### WRITTEN PROBLEM A
In the article on the Valley's wet winter, how many brush, grass and field fires did Phoenix respond to last year?
### WRITTEN PROBLEM B
Write out the part of the article on the Valley's wet winter starting at "Bob Khan, a" and ending at "matches, he said.".

### ARTICLE
- - - - -

VALLEY TO BE WILD FOR FLOWER LOVERS, BAD FOR ALLERGY SUFFERERS HEAVY WINTER RAINS ALSO BRING FIRE THREAT
January 9, 2005
Section: VALLEY & State
Edition: Final Chaser
Page: B1
VALLEY TO BE WILD FOR FLOWER LOVERS, BAD FOR ALLERGY SUFFERERS
HEAVY WINTER RAINS ALSO BRING FIRE THREAT
Diana Balazs, The Arizona Republic
Load the camera, grab that garden hoe and stock up on tissue. The Valley's wet weather guarantees a spectacular wildflower display this spring but also a severe brush fire and allergy season.
Experts at the Desert Botanical Garden in Phoenix predict the wildflower season could rival the last good show in 2001.
"I would think with the rains that we've gotten and the spacing of them that it should be pretty comparable," said Kirti Mathura, a horticulturist with the garden.
Mathura predicts plenty of blooming poppies this year, as well as lupine, brittlebush, owl clover, blue dick, chuparosa, and fairy duster.
Angelica Elliot is the curator of wildflowers at the Desert Botanical Garden. In the past, she had to water the garden's two-mile wildflower trail to guarantee blooms. This fall, she watered after sowing the trail's seeds in October and hasn't since.
"With this rain that we got last week, there is still stuff coming up that I didn't see before," she said.
Bob Khan, a Phoenix Fire Department assistant chief, predicts a busy brush fire season when the rain-fed desert growth dries out. Last year, Phoenix responded to 674 brush, grass and field fires, most caused by discarded smoking materials such as cigarettes or children playing with matches, he said.

- - - - -

### PROVIDED INFORMATION
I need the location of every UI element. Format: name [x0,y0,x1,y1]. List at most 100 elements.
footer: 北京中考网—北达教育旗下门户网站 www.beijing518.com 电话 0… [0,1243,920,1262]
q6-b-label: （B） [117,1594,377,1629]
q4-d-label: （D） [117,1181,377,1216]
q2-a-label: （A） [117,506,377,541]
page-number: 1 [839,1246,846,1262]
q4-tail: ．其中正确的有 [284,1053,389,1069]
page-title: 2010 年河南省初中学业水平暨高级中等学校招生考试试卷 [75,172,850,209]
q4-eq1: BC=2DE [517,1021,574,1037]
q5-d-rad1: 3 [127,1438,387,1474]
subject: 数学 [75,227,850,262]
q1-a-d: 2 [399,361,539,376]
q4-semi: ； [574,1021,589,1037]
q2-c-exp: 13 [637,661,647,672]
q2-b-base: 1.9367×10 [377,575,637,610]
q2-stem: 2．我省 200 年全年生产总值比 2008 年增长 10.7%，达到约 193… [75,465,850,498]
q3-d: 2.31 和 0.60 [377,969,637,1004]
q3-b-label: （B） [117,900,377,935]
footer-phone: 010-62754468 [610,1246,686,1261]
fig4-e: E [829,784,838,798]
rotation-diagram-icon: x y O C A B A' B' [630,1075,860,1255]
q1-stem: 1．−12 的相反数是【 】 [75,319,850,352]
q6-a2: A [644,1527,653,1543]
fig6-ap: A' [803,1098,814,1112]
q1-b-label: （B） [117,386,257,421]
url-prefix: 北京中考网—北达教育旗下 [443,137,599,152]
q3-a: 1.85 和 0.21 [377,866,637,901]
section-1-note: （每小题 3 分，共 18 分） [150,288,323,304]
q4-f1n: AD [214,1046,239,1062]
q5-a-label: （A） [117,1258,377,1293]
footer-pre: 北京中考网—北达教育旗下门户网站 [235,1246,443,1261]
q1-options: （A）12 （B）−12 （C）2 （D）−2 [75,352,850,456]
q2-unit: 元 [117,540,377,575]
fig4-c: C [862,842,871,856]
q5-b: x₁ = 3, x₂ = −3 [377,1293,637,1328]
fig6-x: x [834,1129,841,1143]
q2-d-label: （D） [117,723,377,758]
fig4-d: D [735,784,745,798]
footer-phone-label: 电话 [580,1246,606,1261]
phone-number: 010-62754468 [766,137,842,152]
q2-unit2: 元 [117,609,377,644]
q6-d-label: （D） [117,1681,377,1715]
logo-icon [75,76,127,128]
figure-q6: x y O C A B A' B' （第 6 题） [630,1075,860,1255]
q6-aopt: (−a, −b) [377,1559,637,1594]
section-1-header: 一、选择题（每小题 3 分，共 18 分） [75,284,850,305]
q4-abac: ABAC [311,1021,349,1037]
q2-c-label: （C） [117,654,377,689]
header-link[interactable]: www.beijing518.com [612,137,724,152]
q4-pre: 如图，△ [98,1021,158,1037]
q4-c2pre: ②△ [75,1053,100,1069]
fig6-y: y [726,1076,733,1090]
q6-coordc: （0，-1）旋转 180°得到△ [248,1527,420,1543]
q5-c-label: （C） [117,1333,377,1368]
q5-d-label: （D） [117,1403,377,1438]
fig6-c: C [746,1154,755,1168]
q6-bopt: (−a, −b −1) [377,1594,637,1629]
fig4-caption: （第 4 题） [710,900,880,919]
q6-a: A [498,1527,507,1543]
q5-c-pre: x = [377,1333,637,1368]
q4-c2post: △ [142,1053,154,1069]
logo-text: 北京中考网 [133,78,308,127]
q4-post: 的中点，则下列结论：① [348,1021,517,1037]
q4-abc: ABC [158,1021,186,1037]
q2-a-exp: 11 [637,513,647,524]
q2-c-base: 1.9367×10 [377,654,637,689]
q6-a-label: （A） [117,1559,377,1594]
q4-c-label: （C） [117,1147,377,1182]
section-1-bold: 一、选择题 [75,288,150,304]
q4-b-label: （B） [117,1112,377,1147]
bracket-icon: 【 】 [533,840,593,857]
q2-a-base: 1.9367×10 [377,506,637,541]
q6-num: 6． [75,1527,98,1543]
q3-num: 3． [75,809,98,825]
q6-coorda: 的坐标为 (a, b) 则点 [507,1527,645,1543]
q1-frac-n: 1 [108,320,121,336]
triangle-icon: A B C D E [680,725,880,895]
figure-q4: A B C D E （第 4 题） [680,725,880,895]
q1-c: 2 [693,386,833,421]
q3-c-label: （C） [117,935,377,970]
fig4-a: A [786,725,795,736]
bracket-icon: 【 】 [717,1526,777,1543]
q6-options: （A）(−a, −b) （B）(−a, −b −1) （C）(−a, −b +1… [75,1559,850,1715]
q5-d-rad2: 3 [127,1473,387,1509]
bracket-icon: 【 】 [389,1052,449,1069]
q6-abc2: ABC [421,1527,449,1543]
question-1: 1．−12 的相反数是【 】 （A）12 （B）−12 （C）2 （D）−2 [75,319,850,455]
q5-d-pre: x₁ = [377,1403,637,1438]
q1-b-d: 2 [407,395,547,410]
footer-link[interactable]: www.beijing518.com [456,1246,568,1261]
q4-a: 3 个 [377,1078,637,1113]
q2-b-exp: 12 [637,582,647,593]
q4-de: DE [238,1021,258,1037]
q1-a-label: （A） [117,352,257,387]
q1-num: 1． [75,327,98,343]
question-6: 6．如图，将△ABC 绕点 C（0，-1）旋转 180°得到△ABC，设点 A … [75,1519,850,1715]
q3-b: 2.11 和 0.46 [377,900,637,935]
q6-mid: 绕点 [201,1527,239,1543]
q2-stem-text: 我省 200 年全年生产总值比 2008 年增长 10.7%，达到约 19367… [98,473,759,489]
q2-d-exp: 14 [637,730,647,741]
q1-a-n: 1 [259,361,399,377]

- - - - -

### WRITTEN ANSWER A
674

### WRITTEN ANSWER B
Bob Khan, a Phoenix Fire Department assistant chief, predicts a busy brush fire season when the rain-fed desert growth dries out. Last year, Phoenix responded to 674 brush, grass and field fires, most caused by discarded smoking materials such as cigarettes or children playing with matches, he said.